■ **THE EXERCISE**
Say how many lines hold the string "with", and nothing more.

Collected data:
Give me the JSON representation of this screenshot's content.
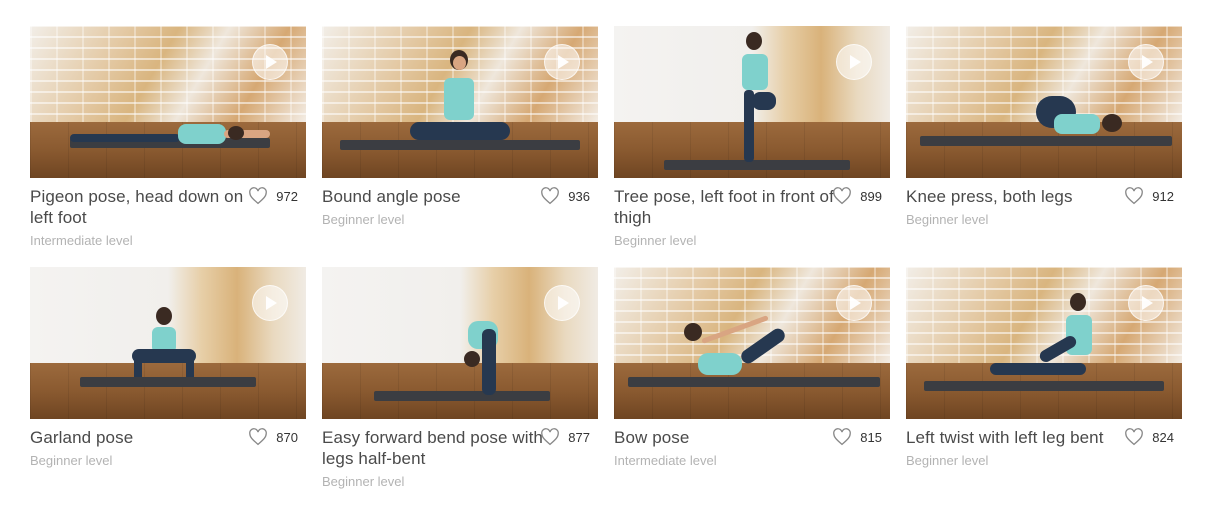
{
  "poses": [
    {
      "title": "Pigeon pose, head down on left foot",
      "level": "Intermediate level",
      "likes": "972"
    },
    {
      "title": "Bound angle pose",
      "level": "Beginner level",
      "likes": "936"
    },
    {
      "title": "Tree pose, left foot in front of thigh",
      "level": "Beginner level",
      "likes": "899"
    },
    {
      "title": "Knee press, both legs",
      "level": "Beginner level",
      "likes": "912"
    },
    {
      "title": "Garland pose",
      "level": "Beginner level",
      "likes": "870"
    },
    {
      "title": "Easy forward bend pose with legs half-bent",
      "level": "Beginner level",
      "likes": "877"
    },
    {
      "title": "Bow pose",
      "level": "Intermediate level",
      "likes": "815"
    },
    {
      "title": "Left twist with left leg bent",
      "level": "Beginner level",
      "likes": "824"
    }
  ],
  "icons": {
    "play": "play-icon",
    "like": "heart-icon"
  },
  "colors": {
    "title": "#4a4a4a",
    "level": "#b3b3b3",
    "count": "#333333"
  }
}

■ **OUTPUT FOR THIS EXERCISE**
2